-- Exercise task --
Select from the records below every line that has the word "detection" in it.

____ Records to process

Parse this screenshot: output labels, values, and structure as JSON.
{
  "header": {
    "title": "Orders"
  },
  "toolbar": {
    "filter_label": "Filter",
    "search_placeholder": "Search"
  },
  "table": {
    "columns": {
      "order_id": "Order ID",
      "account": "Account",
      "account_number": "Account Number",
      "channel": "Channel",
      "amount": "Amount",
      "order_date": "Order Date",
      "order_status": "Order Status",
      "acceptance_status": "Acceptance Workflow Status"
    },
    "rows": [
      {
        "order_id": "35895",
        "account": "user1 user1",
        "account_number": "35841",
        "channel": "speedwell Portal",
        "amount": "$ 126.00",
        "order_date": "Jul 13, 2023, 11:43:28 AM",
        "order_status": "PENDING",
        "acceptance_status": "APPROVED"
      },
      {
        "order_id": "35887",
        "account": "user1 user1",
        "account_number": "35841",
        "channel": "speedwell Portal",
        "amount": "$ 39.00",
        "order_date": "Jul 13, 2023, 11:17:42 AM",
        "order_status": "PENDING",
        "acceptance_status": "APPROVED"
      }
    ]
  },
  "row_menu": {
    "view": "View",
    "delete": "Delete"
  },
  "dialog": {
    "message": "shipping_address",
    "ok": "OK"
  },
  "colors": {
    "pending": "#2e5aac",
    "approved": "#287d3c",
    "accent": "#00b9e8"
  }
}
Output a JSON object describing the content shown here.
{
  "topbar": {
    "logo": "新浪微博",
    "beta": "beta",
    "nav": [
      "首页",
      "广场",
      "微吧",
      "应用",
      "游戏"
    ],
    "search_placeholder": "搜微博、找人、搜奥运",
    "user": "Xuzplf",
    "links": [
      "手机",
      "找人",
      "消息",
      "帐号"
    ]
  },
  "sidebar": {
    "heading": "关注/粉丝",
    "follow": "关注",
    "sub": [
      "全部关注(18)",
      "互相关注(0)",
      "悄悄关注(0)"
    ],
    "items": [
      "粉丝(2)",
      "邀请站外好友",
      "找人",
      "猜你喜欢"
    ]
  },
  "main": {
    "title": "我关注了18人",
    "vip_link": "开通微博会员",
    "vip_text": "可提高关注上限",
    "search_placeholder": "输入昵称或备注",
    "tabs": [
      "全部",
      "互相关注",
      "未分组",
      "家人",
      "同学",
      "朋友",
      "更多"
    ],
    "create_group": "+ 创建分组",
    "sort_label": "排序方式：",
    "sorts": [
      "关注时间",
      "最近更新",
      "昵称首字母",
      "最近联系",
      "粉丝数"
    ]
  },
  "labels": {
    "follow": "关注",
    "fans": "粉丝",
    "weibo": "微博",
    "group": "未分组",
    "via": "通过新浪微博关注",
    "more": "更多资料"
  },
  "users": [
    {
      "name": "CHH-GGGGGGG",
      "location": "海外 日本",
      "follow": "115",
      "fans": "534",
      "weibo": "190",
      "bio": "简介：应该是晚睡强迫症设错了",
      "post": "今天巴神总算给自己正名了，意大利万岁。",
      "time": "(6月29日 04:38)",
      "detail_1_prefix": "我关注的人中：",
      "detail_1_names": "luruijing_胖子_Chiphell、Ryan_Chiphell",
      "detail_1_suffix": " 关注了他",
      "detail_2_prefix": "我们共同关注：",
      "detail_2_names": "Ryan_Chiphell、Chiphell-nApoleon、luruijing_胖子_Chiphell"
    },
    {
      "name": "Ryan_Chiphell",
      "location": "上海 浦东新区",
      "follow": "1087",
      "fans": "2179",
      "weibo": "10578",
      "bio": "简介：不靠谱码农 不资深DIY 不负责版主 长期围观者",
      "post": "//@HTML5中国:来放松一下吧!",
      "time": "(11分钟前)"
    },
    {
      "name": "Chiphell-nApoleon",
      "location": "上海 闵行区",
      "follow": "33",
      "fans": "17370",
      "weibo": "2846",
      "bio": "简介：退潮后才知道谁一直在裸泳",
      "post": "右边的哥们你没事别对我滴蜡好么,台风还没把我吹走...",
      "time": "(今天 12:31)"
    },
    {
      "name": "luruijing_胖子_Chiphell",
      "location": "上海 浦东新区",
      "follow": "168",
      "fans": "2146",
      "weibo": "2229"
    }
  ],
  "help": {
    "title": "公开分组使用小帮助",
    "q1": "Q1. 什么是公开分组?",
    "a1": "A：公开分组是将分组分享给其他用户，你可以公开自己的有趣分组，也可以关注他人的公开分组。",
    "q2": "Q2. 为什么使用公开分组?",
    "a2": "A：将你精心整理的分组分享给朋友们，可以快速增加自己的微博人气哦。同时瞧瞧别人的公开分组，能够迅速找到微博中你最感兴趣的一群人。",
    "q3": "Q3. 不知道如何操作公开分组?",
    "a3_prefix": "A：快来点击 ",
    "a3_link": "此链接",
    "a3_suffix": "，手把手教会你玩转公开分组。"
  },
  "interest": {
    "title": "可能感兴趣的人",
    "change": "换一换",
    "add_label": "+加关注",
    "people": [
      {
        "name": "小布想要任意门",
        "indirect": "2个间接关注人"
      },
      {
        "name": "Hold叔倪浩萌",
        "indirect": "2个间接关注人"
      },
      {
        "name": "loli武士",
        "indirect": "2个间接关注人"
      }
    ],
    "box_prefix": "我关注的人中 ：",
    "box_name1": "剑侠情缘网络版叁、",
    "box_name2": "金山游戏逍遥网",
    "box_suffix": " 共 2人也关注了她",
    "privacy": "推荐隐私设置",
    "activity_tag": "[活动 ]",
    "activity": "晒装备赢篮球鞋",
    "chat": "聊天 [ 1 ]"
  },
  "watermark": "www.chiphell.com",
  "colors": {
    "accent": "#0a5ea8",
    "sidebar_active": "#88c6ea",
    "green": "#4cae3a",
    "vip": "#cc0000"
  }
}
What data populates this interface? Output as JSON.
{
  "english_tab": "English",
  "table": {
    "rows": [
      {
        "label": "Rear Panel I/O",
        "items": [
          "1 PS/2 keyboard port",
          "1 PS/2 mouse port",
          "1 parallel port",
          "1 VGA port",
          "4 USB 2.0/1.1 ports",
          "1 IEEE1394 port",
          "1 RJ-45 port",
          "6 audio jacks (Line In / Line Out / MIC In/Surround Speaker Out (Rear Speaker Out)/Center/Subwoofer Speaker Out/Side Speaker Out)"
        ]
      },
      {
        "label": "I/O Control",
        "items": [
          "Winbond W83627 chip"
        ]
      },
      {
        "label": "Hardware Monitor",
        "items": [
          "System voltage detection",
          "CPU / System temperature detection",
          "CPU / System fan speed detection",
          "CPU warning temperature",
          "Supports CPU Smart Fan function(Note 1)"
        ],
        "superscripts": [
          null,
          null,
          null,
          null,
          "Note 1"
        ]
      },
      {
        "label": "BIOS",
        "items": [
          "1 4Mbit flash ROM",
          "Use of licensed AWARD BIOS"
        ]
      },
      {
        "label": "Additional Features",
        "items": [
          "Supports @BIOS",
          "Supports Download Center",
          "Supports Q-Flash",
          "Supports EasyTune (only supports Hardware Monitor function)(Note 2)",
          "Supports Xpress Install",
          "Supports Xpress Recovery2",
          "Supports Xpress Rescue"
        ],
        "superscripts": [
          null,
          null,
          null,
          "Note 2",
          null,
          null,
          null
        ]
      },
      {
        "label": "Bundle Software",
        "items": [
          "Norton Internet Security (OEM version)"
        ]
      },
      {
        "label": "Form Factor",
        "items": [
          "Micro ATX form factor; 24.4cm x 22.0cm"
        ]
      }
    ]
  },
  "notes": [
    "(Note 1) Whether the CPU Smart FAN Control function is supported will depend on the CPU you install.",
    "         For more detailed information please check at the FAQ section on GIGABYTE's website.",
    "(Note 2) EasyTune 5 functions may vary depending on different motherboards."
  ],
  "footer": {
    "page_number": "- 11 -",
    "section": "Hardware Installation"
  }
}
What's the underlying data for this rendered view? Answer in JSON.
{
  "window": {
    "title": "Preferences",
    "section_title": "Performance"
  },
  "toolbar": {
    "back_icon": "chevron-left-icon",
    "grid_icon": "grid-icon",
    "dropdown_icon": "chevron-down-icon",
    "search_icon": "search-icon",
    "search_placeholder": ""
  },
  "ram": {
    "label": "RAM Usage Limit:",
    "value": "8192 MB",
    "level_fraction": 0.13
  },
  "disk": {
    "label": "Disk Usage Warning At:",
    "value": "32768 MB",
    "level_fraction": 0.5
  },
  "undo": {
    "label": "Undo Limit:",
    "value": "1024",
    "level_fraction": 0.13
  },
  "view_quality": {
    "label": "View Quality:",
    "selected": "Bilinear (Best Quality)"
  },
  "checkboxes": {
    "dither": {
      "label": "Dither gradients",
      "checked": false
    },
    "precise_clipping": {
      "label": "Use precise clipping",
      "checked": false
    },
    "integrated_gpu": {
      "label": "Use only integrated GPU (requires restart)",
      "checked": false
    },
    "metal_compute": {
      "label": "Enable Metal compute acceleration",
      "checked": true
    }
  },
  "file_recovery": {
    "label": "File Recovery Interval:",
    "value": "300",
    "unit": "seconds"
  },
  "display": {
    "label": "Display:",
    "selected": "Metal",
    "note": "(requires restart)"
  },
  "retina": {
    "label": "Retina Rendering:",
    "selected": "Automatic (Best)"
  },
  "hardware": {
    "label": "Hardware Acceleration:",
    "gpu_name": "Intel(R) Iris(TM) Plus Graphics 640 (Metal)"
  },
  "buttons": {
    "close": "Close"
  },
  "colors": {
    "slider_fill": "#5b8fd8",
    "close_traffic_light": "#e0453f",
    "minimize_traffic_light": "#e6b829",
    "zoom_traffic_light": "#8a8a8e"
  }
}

________

-- Task result --
          "System voltage detection",
          "CPU / System temperature detection",
          "CPU / System fan speed detection",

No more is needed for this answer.